**REQUIREMENTS**
Copy each line holding the string "JSON".

**EXTRACTED ENTRIES**
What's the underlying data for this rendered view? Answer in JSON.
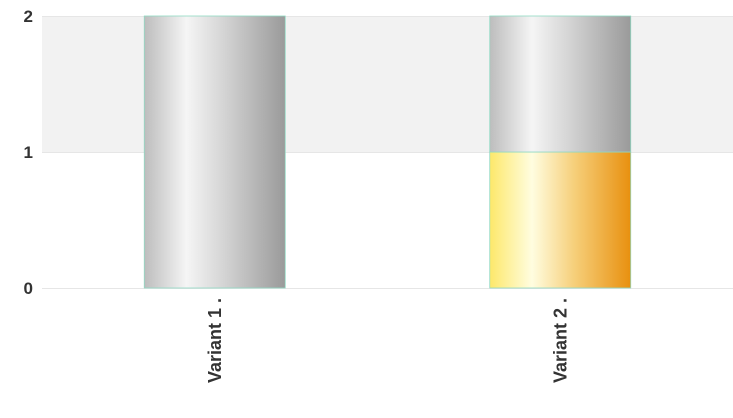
{
  "chart_data": {
    "type": "bar",
    "stacked": true,
    "categories": [
      "Variant 1  .",
      "Variant 2  ."
    ],
    "series": [
      {
        "values": [
          0,
          1
        ],
        "color": "#f0a830",
        "style": "gold-cylinder"
      },
      {
        "values": [
          2,
          1
        ],
        "color": "#b8b8b8",
        "style": "silver-cylinder"
      }
    ],
    "yticks": [
      "0",
      "1",
      "2"
    ],
    "ylim": [
      0,
      2
    ],
    "grid": true,
    "band_color": "#f2f2f2",
    "bar_outline": "#8fd9c3"
  }
}
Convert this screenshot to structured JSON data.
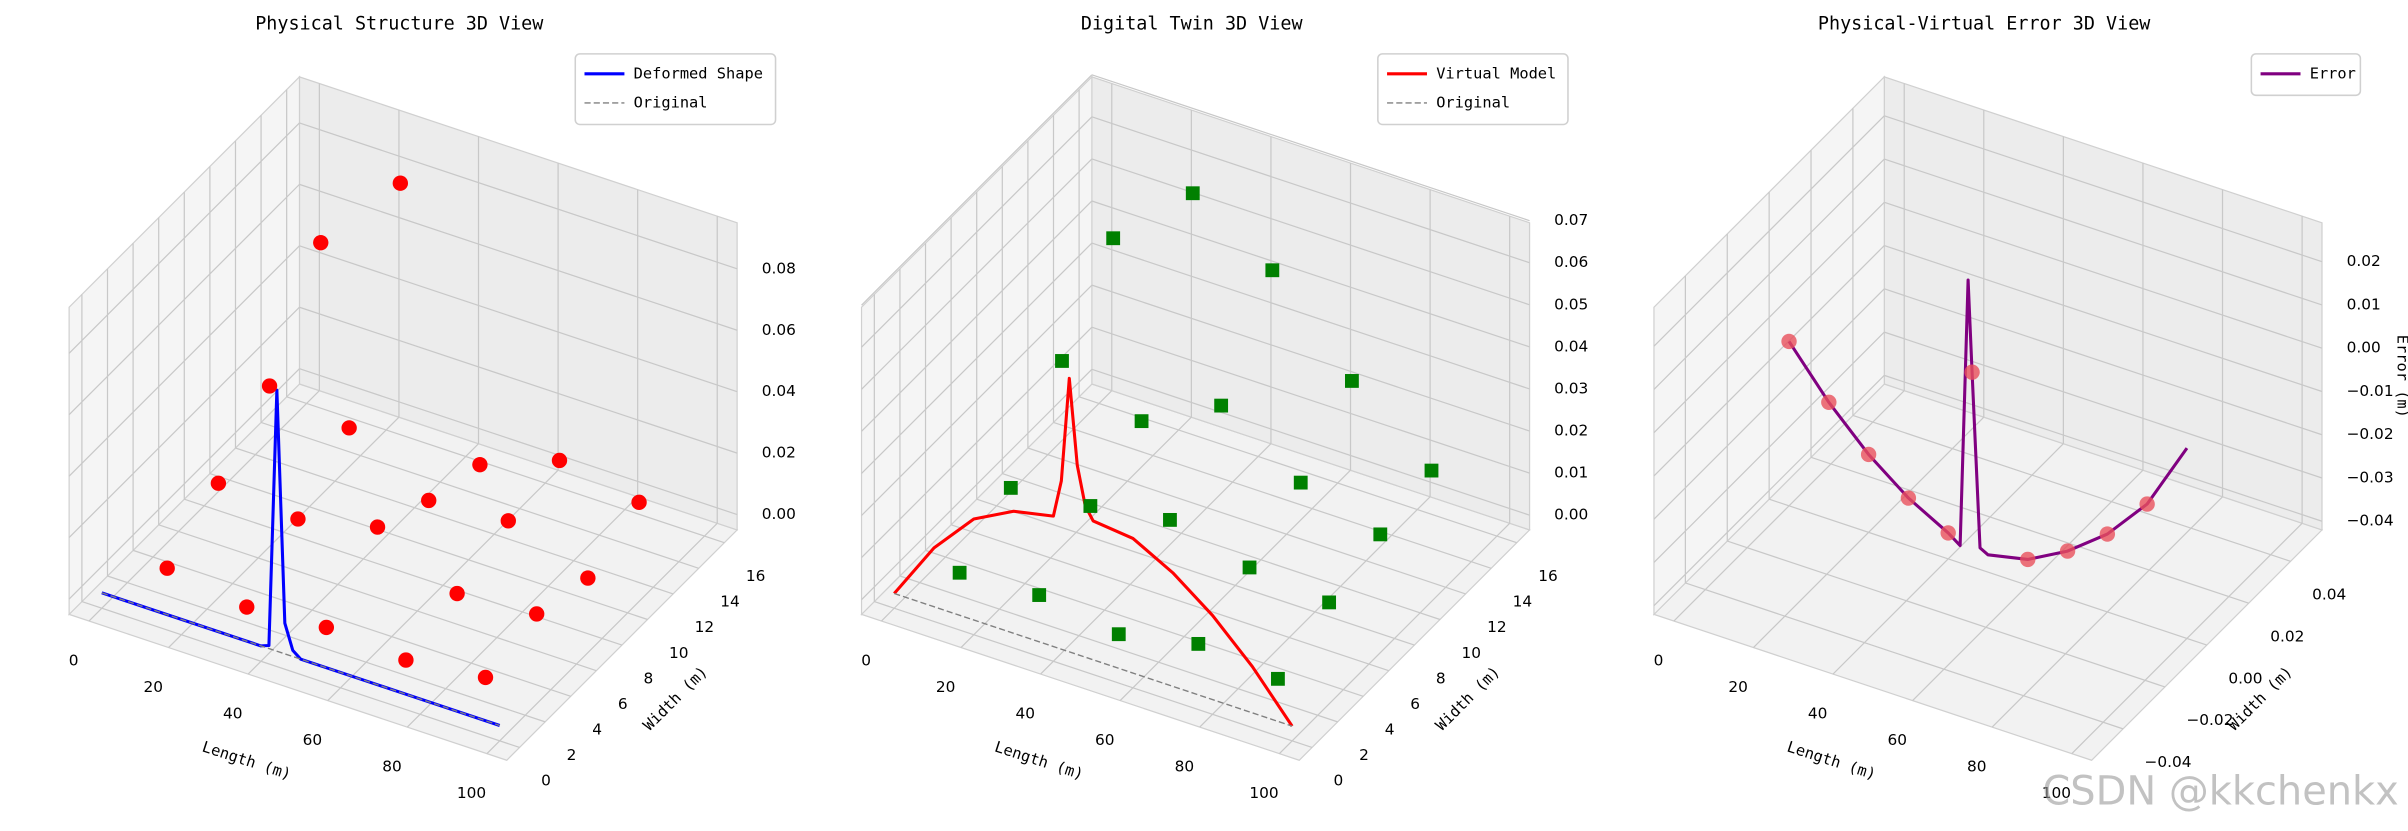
{
  "chart_data": [
    {
      "type": "3d",
      "title": "Physical Structure 3D View",
      "xlabel": "Length (m)",
      "ylabel": "Width (m)",
      "xlim": [
        -5,
        105
      ],
      "ylim": [
        -1,
        17
      ],
      "zlim": [
        -0.005,
        0.095
      ],
      "xticks": [
        0,
        20,
        40,
        60,
        80,
        100
      ],
      "yticks": [
        0,
        2,
        4,
        6,
        8,
        10,
        12,
        14,
        16
      ],
      "zticks": [
        {
          "value": 0,
          "label": "0.00"
        },
        {
          "value": 0.02,
          "label": "0.02"
        },
        {
          "value": 0.04,
          "label": "0.04"
        },
        {
          "value": 0.06,
          "label": "0.06"
        },
        {
          "value": 0.08,
          "label": "0.08"
        }
      ],
      "legend": "upper right",
      "series": [
        {
          "name": "Deformed Shape",
          "type": "line",
          "color": "#0000ff",
          "x": [
            0,
            10,
            20,
            30,
            40,
            42,
            44,
            46,
            48,
            50,
            60,
            70,
            80,
            90,
            100
          ],
          "y": [
            0,
            0,
            0,
            0,
            0,
            0,
            0,
            0,
            0,
            0,
            0,
            0,
            0,
            0,
            0
          ],
          "z": [
            0,
            0,
            0,
            0,
            0,
            0.001,
            0.085,
            0.01,
            0.002,
            0,
            0,
            0,
            0,
            0,
            0
          ]
        },
        {
          "name": "Original",
          "type": "line",
          "style": "dashed",
          "color": "#808080",
          "x": [
            0,
            100
          ],
          "y": [
            0,
            0
          ],
          "z": [
            0,
            0
          ]
        },
        {
          "type": "scatter",
          "marker": "circle",
          "color": "#ff0000",
          "x": [
            10,
            10,
            10,
            10,
            30,
            30,
            30,
            30,
            50,
            50,
            50,
            50,
            70,
            70,
            70,
            70,
            90,
            90,
            90,
            90
          ],
          "y": [
            2,
            6,
            10,
            14,
            2,
            6,
            10,
            14,
            2,
            6,
            10,
            14,
            2,
            6,
            10,
            14,
            2,
            6,
            10,
            14
          ],
          "z": [
            0.004,
            0.015,
            0.03,
            0.06,
            0,
            0.012,
            0.025,
            0.088,
            0.002,
            0.018,
            0.01,
            0.005,
            0,
            0.005,
            0.012,
            0.015,
            0.003,
            0.007,
            0.002,
            0.01
          ]
        }
      ]
    },
    {
      "type": "3d",
      "title": "Digital Twin 3D View",
      "xlabel": "Length (m)",
      "ylabel": "Width (m)",
      "xlim": [
        -5,
        105
      ],
      "ylim": [
        -1,
        17
      ],
      "zlim": [
        -0.0035,
        0.0695
      ],
      "xticks": [
        0,
        20,
        40,
        60,
        80,
        100
      ],
      "yticks": [
        0,
        2,
        4,
        6,
        8,
        10,
        12,
        14,
        16
      ],
      "zticks": [
        {
          "value": 0,
          "label": "0.00"
        },
        {
          "value": 0.01,
          "label": "0.01"
        },
        {
          "value": 0.02,
          "label": "0.02"
        },
        {
          "value": 0.03,
          "label": "0.03"
        },
        {
          "value": 0.04,
          "label": "0.04"
        },
        {
          "value": 0.05,
          "label": "0.05"
        },
        {
          "value": 0.06,
          "label": "0.06"
        },
        {
          "value": 0.07,
          "label": "0.07"
        }
      ],
      "legend": "upper right",
      "series": [
        {
          "name": "Virtual Model",
          "type": "line",
          "color": "#ff0000",
          "x": [
            0,
            10,
            20,
            30,
            40,
            42,
            44,
            46,
            48,
            50,
            60,
            70,
            80,
            90,
            100
          ],
          "y": [
            0,
            0,
            0,
            0,
            0,
            0,
            0,
            0,
            0,
            0,
            0,
            0,
            0,
            0,
            0
          ],
          "z": [
            0,
            0.014,
            0.024,
            0.029,
            0.031,
            0.04,
            0.065,
            0.045,
            0.036,
            0.033,
            0.032,
            0.027,
            0.02,
            0.011,
            0
          ]
        },
        {
          "name": "Original",
          "type": "line",
          "style": "dashed",
          "color": "#808080",
          "x": [
            0,
            100
          ],
          "y": [
            0,
            0
          ],
          "z": [
            0,
            0
          ]
        },
        {
          "type": "scatter",
          "marker": "square",
          "color": "#008000",
          "x": [
            10,
            10,
            10,
            10,
            30,
            30,
            30,
            30,
            50,
            50,
            50,
            50,
            70,
            70,
            70,
            70,
            90,
            90,
            90,
            90
          ],
          "y": [
            2,
            6,
            10,
            14,
            2,
            6,
            10,
            14,
            2,
            6,
            10,
            14,
            2,
            6,
            10,
            14,
            2,
            6,
            10,
            14
          ],
          "z": [
            0.002,
            0.01,
            0.028,
            0.045,
            0.003,
            0.012,
            0.02,
            0.062,
            0,
            0.015,
            0.03,
            0.05,
            0.004,
            0.01,
            0.018,
            0.03,
            0.002,
            0.008,
            0.012,
            0.015
          ]
        }
      ]
    },
    {
      "type": "3d",
      "title": "Physical-Virtual Error 3D View",
      "xlabel": "Length (m)",
      "ylabel": "Width (m)",
      "zlabel": "Error (m)",
      "xlim": [
        -5,
        105
      ],
      "ylim": [
        -0.055,
        0.055
      ],
      "zlim": [
        -0.042,
        0.029
      ],
      "xticks": [
        0,
        20,
        40,
        60,
        80,
        100
      ],
      "yticks": [
        {
          "value": -0.04,
          "label": "−0.04"
        },
        {
          "value": -0.02,
          "label": "−0.02"
        },
        {
          "value": 0,
          "label": "0.00"
        },
        {
          "value": 0.02,
          "label": "0.02"
        },
        {
          "value": 0.04,
          "label": "0.04"
        }
      ],
      "zticks": [
        {
          "value": -0.04,
          "label": "−0.04"
        },
        {
          "value": -0.03,
          "label": "−0.03"
        },
        {
          "value": -0.02,
          "label": "−0.02"
        },
        {
          "value": -0.01,
          "label": "−0.01"
        },
        {
          "value": 0,
          "label": "0.00"
        },
        {
          "value": 0.01,
          "label": "0.01"
        },
        {
          "value": 0.02,
          "label": "0.02"
        }
      ],
      "legend": "upper right",
      "series": [
        {
          "name": "Error",
          "type": "line",
          "color": "#800080",
          "x": [
            0,
            10,
            20,
            30,
            40,
            43,
            45,
            46,
            48,
            50,
            60,
            70,
            80,
            90,
            100
          ],
          "y": [
            0,
            0,
            0,
            0,
            0,
            0,
            0,
            0,
            0,
            0,
            0,
            0,
            0,
            0,
            0
          ],
          "z": [
            -0.004,
            -0.015,
            -0.024,
            -0.031,
            -0.036,
            -0.038,
            0.024,
            0.003,
            -0.037,
            -0.038,
            -0.036,
            -0.031,
            -0.024,
            -0.014,
            0.002
          ]
        },
        {
          "type": "scatter",
          "marker": "circle",
          "color": "#e8505b",
          "x": [
            0,
            10,
            20,
            30,
            40,
            46,
            60,
            70,
            80,
            90
          ],
          "y": [
            0,
            0,
            0,
            0,
            0,
            0,
            0,
            0,
            0,
            0
          ],
          "z": [
            -0.004,
            -0.015,
            -0.024,
            -0.031,
            -0.036,
            0.003,
            -0.036,
            -0.031,
            -0.024,
            -0.014
          ]
        }
      ]
    }
  ],
  "watermark": "CSDN @kkchenkx"
}
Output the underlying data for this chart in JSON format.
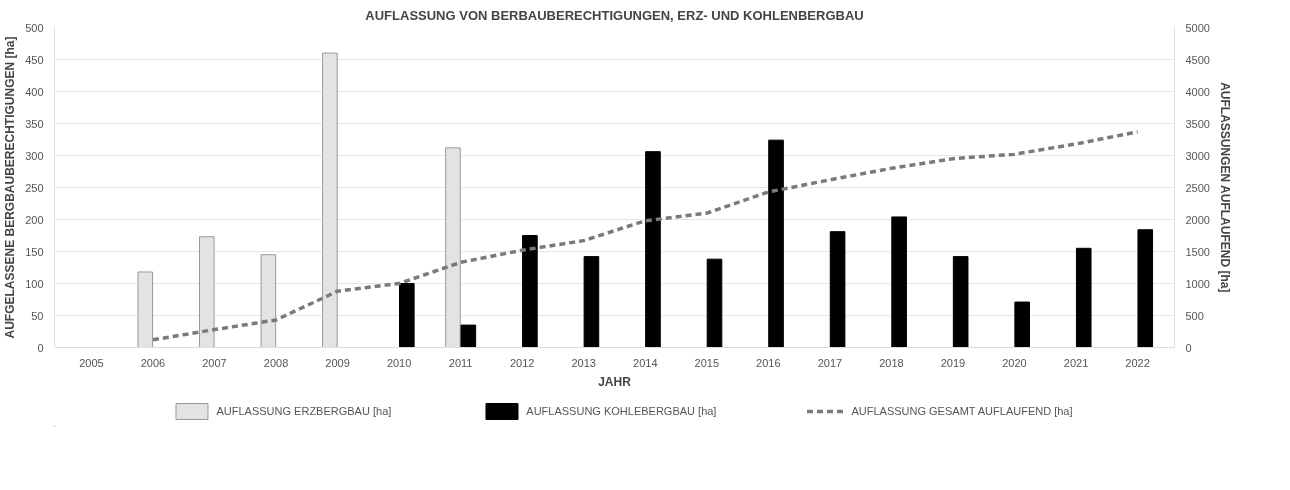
{
  "chart_data": {
    "type": "bar",
    "title": "AUFLASSUNG VON BERBAUBERECHTIGUNGEN, ERZ- UND KOHLENBERGBAU",
    "xlabel": "JAHR",
    "ylabel": "AUFGELASSENE BERGBAUBERECHTIGUNGEN [ha]",
    "y2label": "AUFLASSUNGEN AUFLAUFEND [ha]",
    "categories": [
      "2005",
      "2006",
      "2007",
      "2008",
      "2009",
      "2010",
      "2011",
      "2012",
      "2013",
      "2014",
      "2015",
      "2016",
      "2017",
      "2018",
      "2019",
      "2020",
      "2021",
      "2022"
    ],
    "series": [
      {
        "name": "AUFLASSUNG ERZBERGBAU [ha]",
        "color": "#e3e3e3",
        "values": [
          null,
          118,
          173,
          145,
          460,
          null,
          312,
          null,
          null,
          null,
          null,
          null,
          null,
          null,
          null,
          null,
          null,
          null
        ]
      },
      {
        "name": "AUFLASSUNG KOHLEBERGBAU [ha]",
        "color": "#000000",
        "values": [
          null,
          null,
          null,
          null,
          null,
          100,
          35,
          175,
          142,
          306,
          138,
          324,
          181,
          204,
          142,
          71,
          155,
          184
        ]
      },
      {
        "name": "AUFLASSUNG GESAMT AUFLAUFEND [ha]",
        "type": "line",
        "axis": "y2",
        "line_style": "dashed",
        "color": "#7a7a7a",
        "values": [
          null,
          120,
          280,
          430,
          880,
          1000,
          1330,
          1520,
          1670,
          1980,
          2100,
          2430,
          2620,
          2800,
          2950,
          3020,
          3180,
          3370
        ]
      }
    ],
    "ylim": [
      0,
      500
    ],
    "yticks": [
      0,
      50,
      100,
      150,
      200,
      250,
      300,
      350,
      400,
      450,
      500
    ],
    "y2lim": [
      0,
      5000
    ],
    "y2ticks": [
      0,
      500,
      1000,
      1500,
      2000,
      2500,
      3000,
      3500,
      4000,
      4500,
      5000
    ],
    "grid": "y",
    "legend": "bottom"
  }
}
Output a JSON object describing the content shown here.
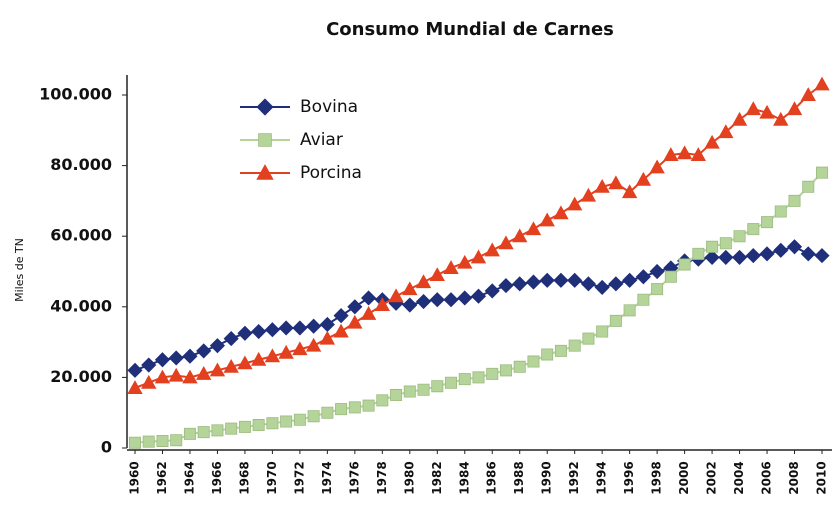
{
  "chart_data": {
    "type": "line",
    "title": "Consumo Mundial de Carnes",
    "y_label": "Miles de TN",
    "x": [
      1960,
      1961,
      1962,
      1963,
      1964,
      1965,
      1966,
      1967,
      1968,
      1969,
      1970,
      1971,
      1972,
      1973,
      1974,
      1975,
      1976,
      1977,
      1978,
      1979,
      1980,
      1981,
      1982,
      1983,
      1984,
      1985,
      1986,
      1987,
      1988,
      1989,
      1990,
      1991,
      1992,
      1993,
      1994,
      1995,
      1996,
      1997,
      1998,
      1999,
      2000,
      2001,
      2002,
      2003,
      2004,
      2005,
      2006,
      2007,
      2008,
      2009,
      2010
    ],
    "xlim": [
      1960,
      2010
    ],
    "xticks": [
      1960,
      1962,
      1964,
      1966,
      1968,
      1970,
      1972,
      1974,
      1976,
      1978,
      1980,
      1982,
      1984,
      1986,
      1988,
      1990,
      1992,
      1994,
      1996,
      1998,
      2000,
      2002,
      2004,
      2006,
      2008,
      2010
    ],
    "ylim": [
      0,
      100000
    ],
    "yticks": [
      {
        "value": 0,
        "label": "0"
      },
      {
        "value": 20000,
        "label": "20.000"
      },
      {
        "value": 40000,
        "label": "40.000"
      },
      {
        "value": 60000,
        "label": "60.000"
      },
      {
        "value": 80000,
        "label": "80.000"
      },
      {
        "value": 100000,
        "label": "100.000"
      }
    ],
    "legend": "top-left",
    "series": [
      {
        "name": "Bovina",
        "color": "#1f2f7a",
        "marker": "diamond",
        "values": [
          22000,
          23500,
          25000,
          25500,
          26000,
          27500,
          29000,
          31000,
          32500,
          33000,
          33500,
          34000,
          34000,
          34500,
          35000,
          37500,
          40000,
          42500,
          42000,
          41000,
          40500,
          41500,
          42000,
          42000,
          42500,
          43000,
          44500,
          46000,
          46500,
          47000,
          47500,
          47500,
          47500,
          46500,
          45500,
          46500,
          47500,
          48500,
          50000,
          51000,
          53000,
          53500,
          54000,
          54000,
          54000,
          54500,
          55000,
          56000,
          57000,
          55000,
          54500
        ]
      },
      {
        "name": "Aviar",
        "color": "#b5d49a",
        "marker": "square",
        "values": [
          1500,
          1800,
          2000,
          2200,
          4000,
          4500,
          5000,
          5500,
          6000,
          6500,
          7000,
          7500,
          8000,
          9000,
          10000,
          11000,
          11500,
          12000,
          13500,
          15000,
          16000,
          16500,
          17500,
          18500,
          19500,
          20000,
          21000,
          22000,
          23000,
          24500,
          26500,
          27500,
          29000,
          31000,
          33000,
          36000,
          39000,
          42000,
          45000,
          48500,
          52000,
          55000,
          57000,
          58000,
          60000,
          62000,
          64000,
          67000,
          70000,
          74000,
          78000
        ]
      },
      {
        "name": "Porcina",
        "color": "#e2401f",
        "marker": "triangle",
        "values": [
          17000,
          18500,
          20000,
          20500,
          20000,
          21000,
          22000,
          23000,
          24000,
          25000,
          26000,
          27000,
          28000,
          29000,
          31000,
          33000,
          35500,
          38000,
          40500,
          43000,
          45000,
          47000,
          49000,
          51000,
          52500,
          54000,
          56000,
          58000,
          60000,
          62000,
          64500,
          66500,
          69000,
          71500,
          74000,
          75000,
          72500,
          76000,
          79500,
          83000,
          83500,
          83000,
          86500,
          89500,
          93000,
          96000,
          95000,
          93000,
          96000,
          100000,
          103000
        ]
      }
    ]
  }
}
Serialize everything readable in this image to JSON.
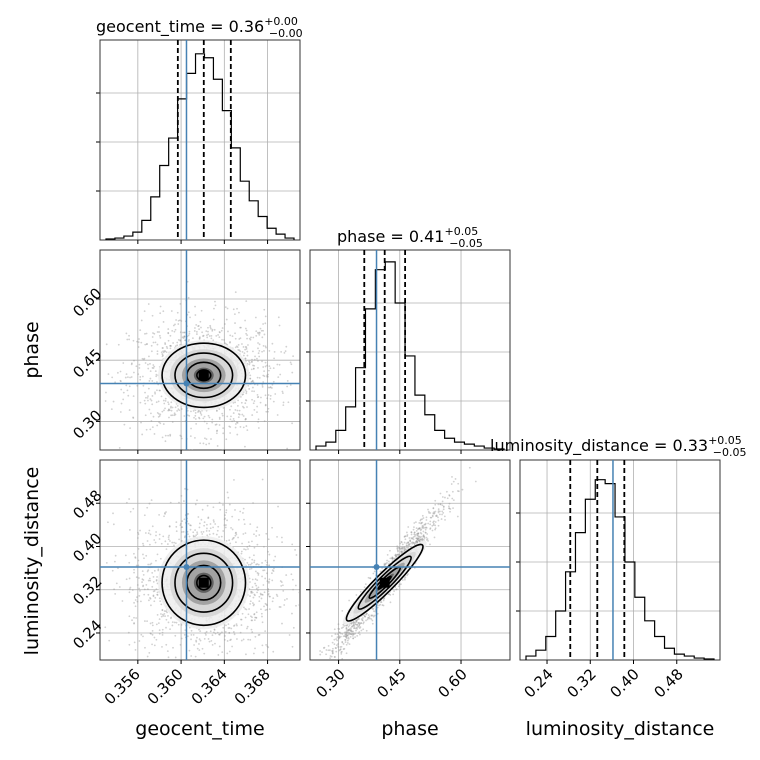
{
  "chart_data": {
    "type": "corner",
    "parameters": [
      "geocent_time",
      "phase",
      "luminosity_distance"
    ],
    "truth": {
      "geocent_time": 0.3605,
      "phase": 0.393,
      "luminosity_distance": 0.362
    },
    "titles": {
      "geocent_time": {
        "base": "geocent_time = 0.36",
        "plus": "+0.00",
        "minus": "−0.00"
      },
      "phase": {
        "base": "phase = 0.41",
        "plus": "+0.05",
        "minus": "−0.05"
      },
      "luminosity_distance": {
        "base": "luminosity_distance = 0.33",
        "plus": "+0.05",
        "minus": "−0.05"
      }
    },
    "axis_labels": {
      "geocent_time": "geocent_time",
      "phase": "phase",
      "luminosity_distance": "luminosity_distance"
    },
    "ticks": {
      "geocent_time": [
        "0.356",
        "0.360",
        "0.364",
        "0.368"
      ],
      "phase": [
        "0.30",
        "0.45",
        "0.60"
      ],
      "luminosity_distance": [
        "0.24",
        "0.32",
        "0.40",
        "0.48"
      ]
    },
    "ranges": {
      "geocent_time": [
        0.3525,
        0.371
      ],
      "phase": [
        0.23,
        0.72
      ],
      "luminosity_distance": [
        0.19,
        0.56
      ]
    },
    "quantile_lines": {
      "geocent_time": [
        0.3597,
        0.3621,
        0.3646
      ],
      "phase": [
        0.363,
        0.413,
        0.463
      ],
      "luminosity_distance": [
        0.283,
        0.333,
        0.383
      ]
    },
    "histograms": {
      "geocent_time": [
        0.005,
        0.01,
        0.02,
        0.04,
        0.1,
        0.22,
        0.38,
        0.52,
        0.72,
        0.85,
        0.95,
        0.93,
        0.82,
        0.66,
        0.47,
        0.3,
        0.2,
        0.12,
        0.06,
        0.03,
        0.01
      ],
      "phase": [
        0.02,
        0.04,
        0.1,
        0.22,
        0.42,
        0.72,
        0.92,
        0.96,
        0.75,
        0.48,
        0.28,
        0.18,
        0.1,
        0.06,
        0.04,
        0.03,
        0.02,
        0.01,
        0.005
      ],
      "luminosity_distance": [
        0.02,
        0.05,
        0.12,
        0.25,
        0.45,
        0.65,
        0.82,
        0.92,
        0.9,
        0.73,
        0.5,
        0.32,
        0.2,
        0.12,
        0.06,
        0.03,
        0.02,
        0.01,
        0.005
      ]
    },
    "grid": true
  }
}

**OUTPUT**
What's the underlying data for this rendered view? Answer in JSON.
Convert this screenshot to structured JSON data.
Output the underlying data for this chart in JSON format.
Output a JSON object describing the content shown here.
Serialize everything readable in this image to JSON.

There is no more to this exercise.